(Data entries)
════════════════════

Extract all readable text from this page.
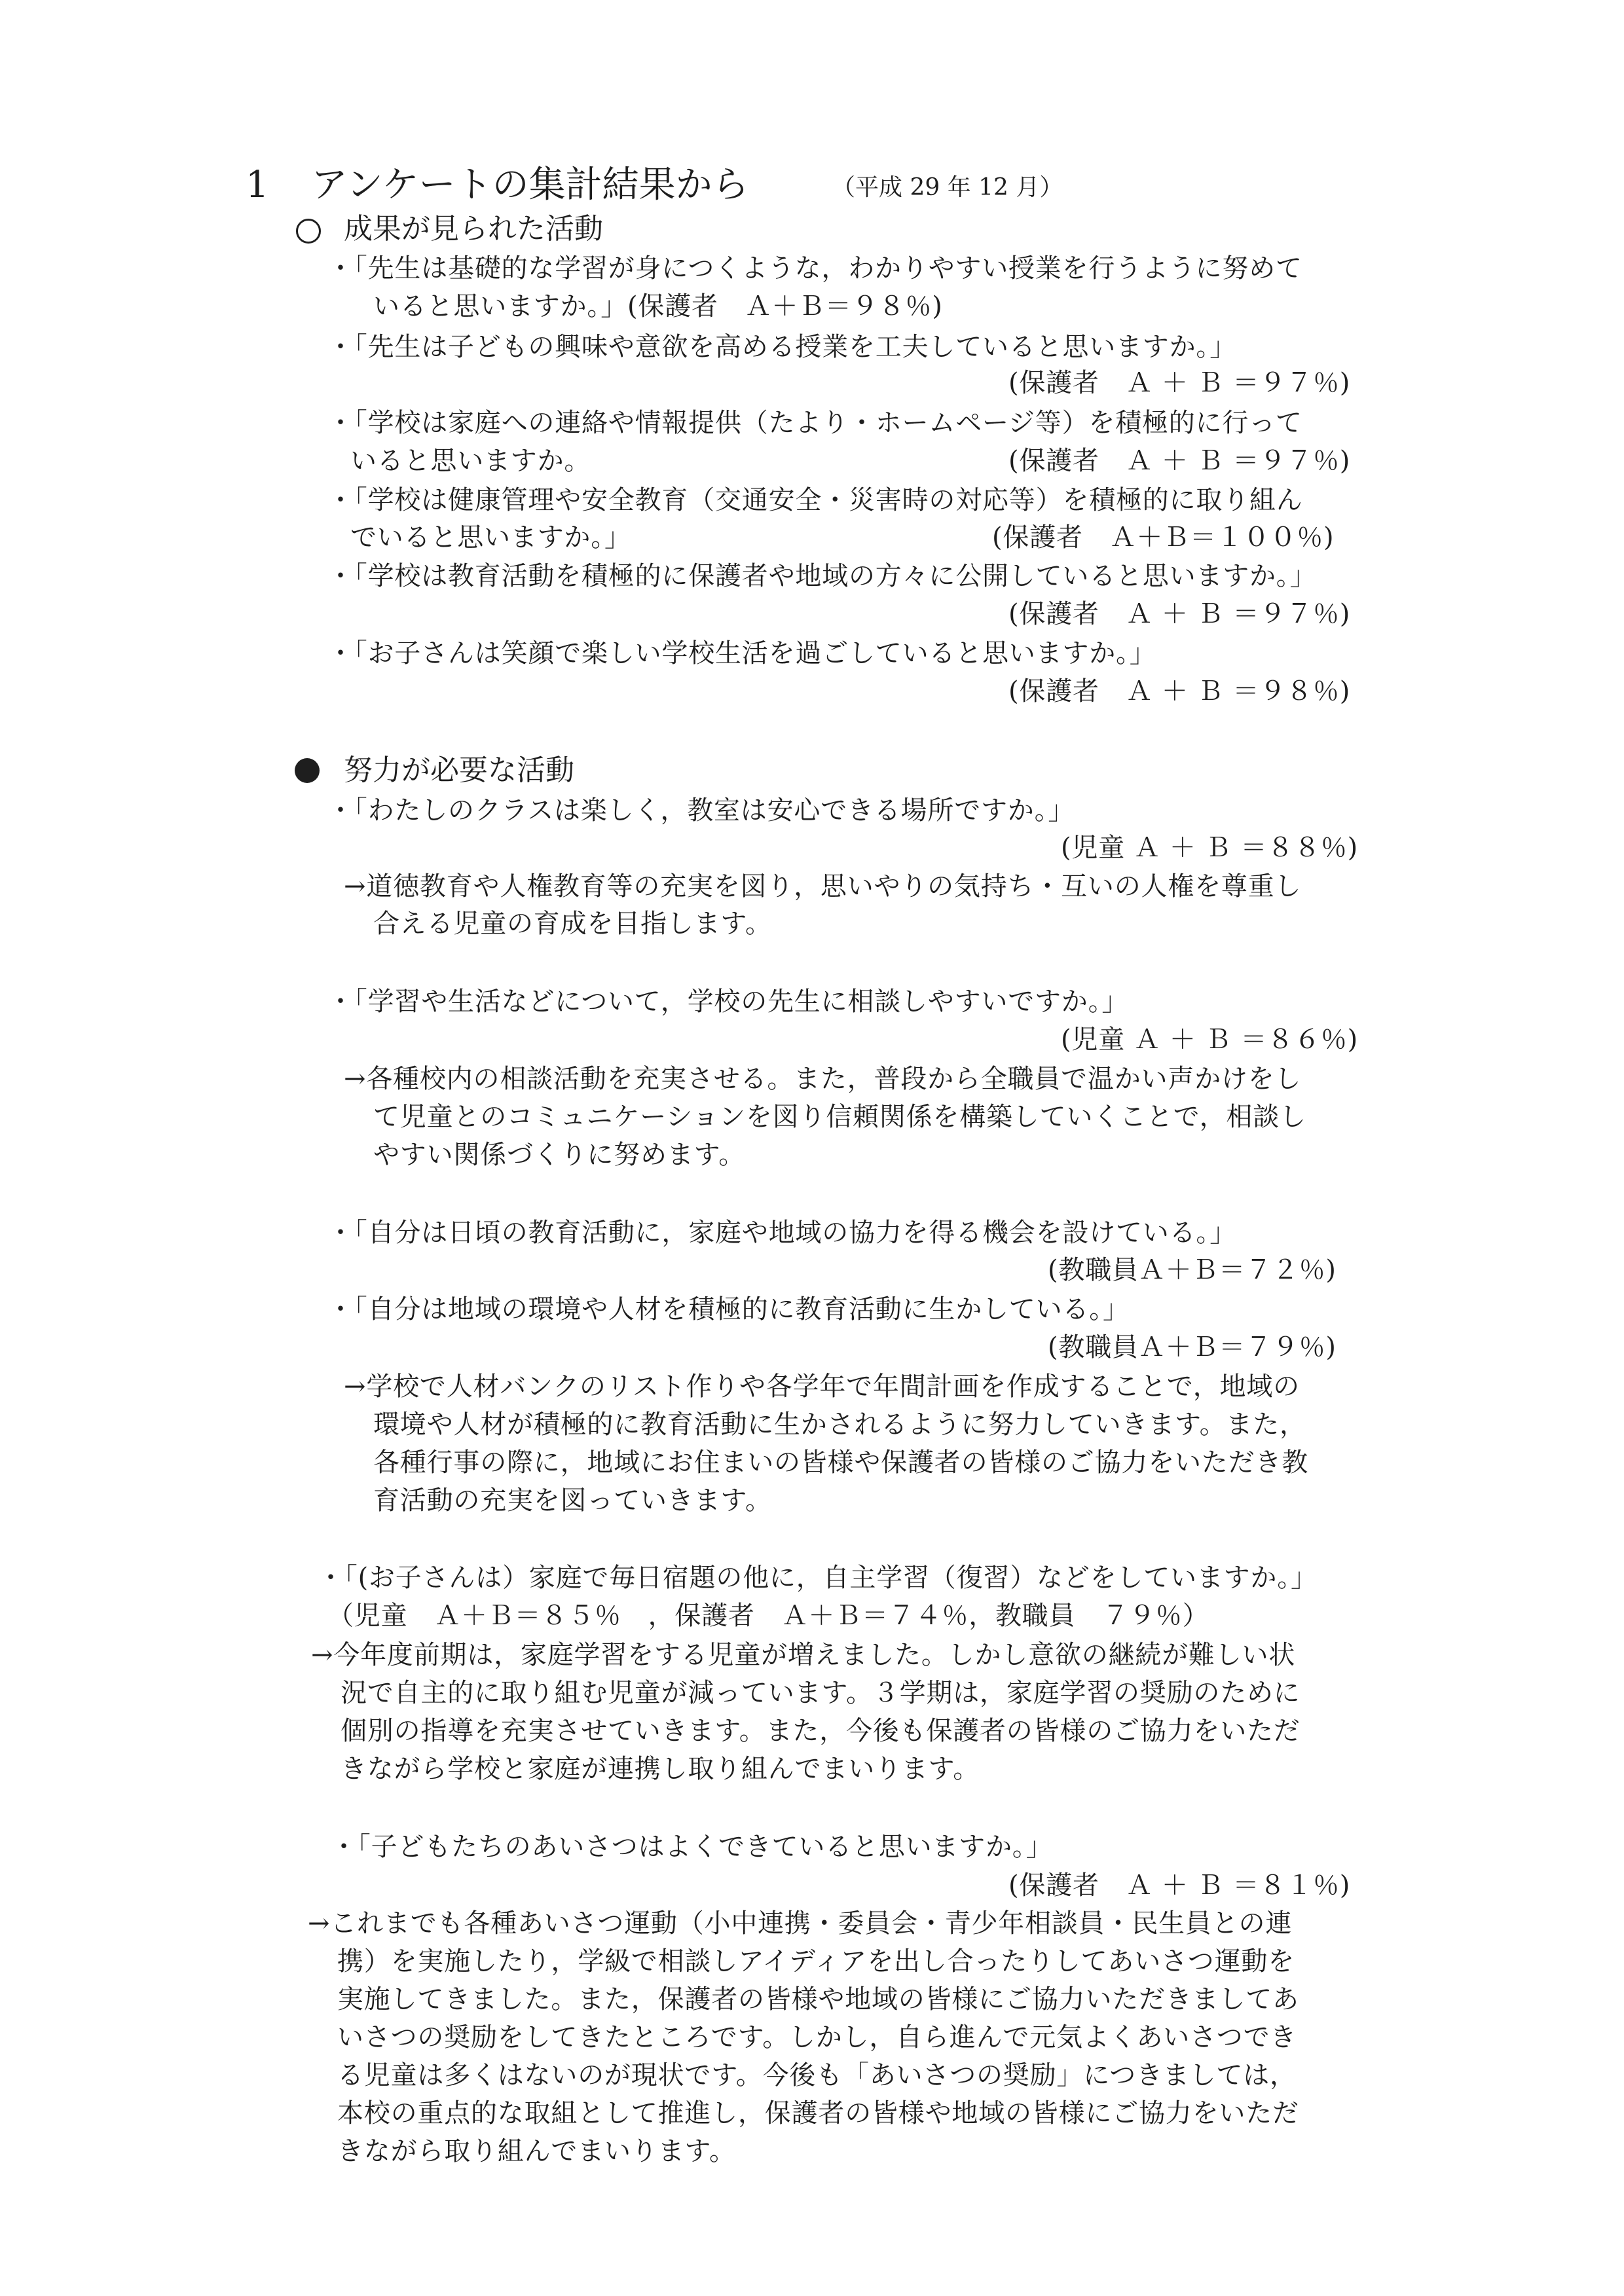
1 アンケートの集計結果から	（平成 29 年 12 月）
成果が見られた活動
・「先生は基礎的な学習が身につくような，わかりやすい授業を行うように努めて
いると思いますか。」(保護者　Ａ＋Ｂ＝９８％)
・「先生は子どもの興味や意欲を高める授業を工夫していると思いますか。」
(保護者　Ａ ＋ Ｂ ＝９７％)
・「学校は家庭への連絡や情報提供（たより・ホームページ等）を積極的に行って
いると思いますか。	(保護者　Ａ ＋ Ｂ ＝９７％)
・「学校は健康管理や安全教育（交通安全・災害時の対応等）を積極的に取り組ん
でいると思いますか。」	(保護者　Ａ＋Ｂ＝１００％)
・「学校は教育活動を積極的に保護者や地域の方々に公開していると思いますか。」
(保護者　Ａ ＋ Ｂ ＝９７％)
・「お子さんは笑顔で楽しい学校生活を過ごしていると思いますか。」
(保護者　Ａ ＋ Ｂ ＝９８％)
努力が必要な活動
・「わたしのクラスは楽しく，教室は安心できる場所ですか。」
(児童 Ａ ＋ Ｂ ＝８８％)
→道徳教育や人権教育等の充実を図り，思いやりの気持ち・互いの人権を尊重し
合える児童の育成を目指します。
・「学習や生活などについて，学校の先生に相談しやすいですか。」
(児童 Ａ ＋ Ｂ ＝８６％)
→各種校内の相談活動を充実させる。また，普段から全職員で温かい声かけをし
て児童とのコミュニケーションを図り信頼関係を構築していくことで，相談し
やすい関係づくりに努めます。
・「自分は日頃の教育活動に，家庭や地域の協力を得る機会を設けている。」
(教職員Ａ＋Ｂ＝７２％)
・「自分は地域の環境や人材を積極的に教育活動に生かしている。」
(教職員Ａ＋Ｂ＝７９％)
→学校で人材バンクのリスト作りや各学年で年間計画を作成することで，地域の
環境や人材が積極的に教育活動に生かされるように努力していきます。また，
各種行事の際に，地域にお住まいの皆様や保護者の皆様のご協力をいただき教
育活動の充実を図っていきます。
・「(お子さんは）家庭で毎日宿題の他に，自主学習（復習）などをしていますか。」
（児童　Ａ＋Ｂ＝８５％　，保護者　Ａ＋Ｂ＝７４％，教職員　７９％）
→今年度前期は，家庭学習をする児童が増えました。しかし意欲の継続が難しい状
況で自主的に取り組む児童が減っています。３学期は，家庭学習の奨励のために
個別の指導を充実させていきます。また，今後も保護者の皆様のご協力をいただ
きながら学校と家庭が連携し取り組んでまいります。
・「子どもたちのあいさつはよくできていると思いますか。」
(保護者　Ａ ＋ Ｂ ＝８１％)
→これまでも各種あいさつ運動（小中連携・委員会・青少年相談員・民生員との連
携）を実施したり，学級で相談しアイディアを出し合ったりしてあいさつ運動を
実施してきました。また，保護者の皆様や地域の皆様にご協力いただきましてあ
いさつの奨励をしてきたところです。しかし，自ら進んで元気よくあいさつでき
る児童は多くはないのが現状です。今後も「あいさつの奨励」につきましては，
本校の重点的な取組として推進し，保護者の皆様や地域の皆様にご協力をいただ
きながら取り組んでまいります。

════════════════════

*WHAT IS BEING ASKED*: Reproduce the data above in full, exactly as it is, with the pictures left out.

*WRITTEN REPLY*:
Extract all readable text from this page.
1 アンケートの集計結果から	（平成 29 年 12 月）
成果が見られた活動
・「先生は基礎的な学習が身につくような，わかりやすい授業を行うように努めて
いると思いますか。」(保護者　Ａ＋Ｂ＝９８％)
・「先生は子どもの興味や意欲を高める授業を工夫していると思いますか。」
(保護者　Ａ ＋ Ｂ ＝９７％)
・「学校は家庭への連絡や情報提供（たより・ホームページ等）を積極的に行って
いると思いますか。	(保護者　Ａ ＋ Ｂ ＝９７％)
・「学校は健康管理や安全教育（交通安全・災害時の対応等）を積極的に取り組ん
でいると思いますか。」	(保護者　Ａ＋Ｂ＝１００％)
・「学校は教育活動を積極的に保護者や地域の方々に公開していると思いますか。」
(保護者　Ａ ＋ Ｂ ＝９７％)
・「お子さんは笑顔で楽しい学校生活を過ごしていると思いますか。」
(保護者　Ａ ＋ Ｂ ＝９８％)
努力が必要な活動
・「わたしのクラスは楽しく，教室は安心できる場所ですか。」
(児童 Ａ ＋ Ｂ ＝８８％)
→道徳教育や人権教育等の充実を図り，思いやりの気持ち・互いの人権を尊重し
合える児童の育成を目指します。
・「学習や生活などについて，学校の先生に相談しやすいですか。」
(児童 Ａ ＋ Ｂ ＝８６％)
→各種校内の相談活動を充実させる。また，普段から全職員で温かい声かけをし
て児童とのコミュニケーションを図り信頼関係を構築していくことで，相談し
やすい関係づくりに努めます。
・「自分は日頃の教育活動に，家庭や地域の協力を得る機会を設けている。」
(教職員Ａ＋Ｂ＝７２％)
・「自分は地域の環境や人材を積極的に教育活動に生かしている。」
(教職員Ａ＋Ｂ＝７９％)
→学校で人材バンクのリスト作りや各学年で年間計画を作成することで，地域の
環境や人材が積極的に教育活動に生かされるように努力していきます。また，
各種行事の際に，地域にお住まいの皆様や保護者の皆様のご協力をいただき教
育活動の充実を図っていきます。
・「(お子さんは）家庭で毎日宿題の他に，自主学習（復習）などをしていますか。」
（児童　Ａ＋Ｂ＝８５％　，保護者　Ａ＋Ｂ＝７４％，教職員　７９％）
→今年度前期は，家庭学習をする児童が増えました。しかし意欲の継続が難しい状
況で自主的に取り組む児童が減っています。３学期は，家庭学習の奨励のために
個別の指導を充実させていきます。また，今後も保護者の皆様のご協力をいただ
きながら学校と家庭が連携し取り組んでまいります。
・「子どもたちのあいさつはよくできていると思いますか。」
(保護者　Ａ ＋ Ｂ ＝８１％)
→これまでも各種あいさつ運動（小中連携・委員会・青少年相談員・民生員との連
携）を実施したり，学級で相談しアイディアを出し合ったりしてあいさつ運動を
実施してきました。また，保護者の皆様や地域の皆様にご協力いただきましてあ
いさつの奨励をしてきたところです。しかし，自ら進んで元気よくあいさつでき
る児童は多くはないのが現状です。今後も「あいさつの奨励」につきましては，
本校の重点的な取組として推進し，保護者の皆様や地域の皆様にご協力をいただ
きながら取り組んでまいります。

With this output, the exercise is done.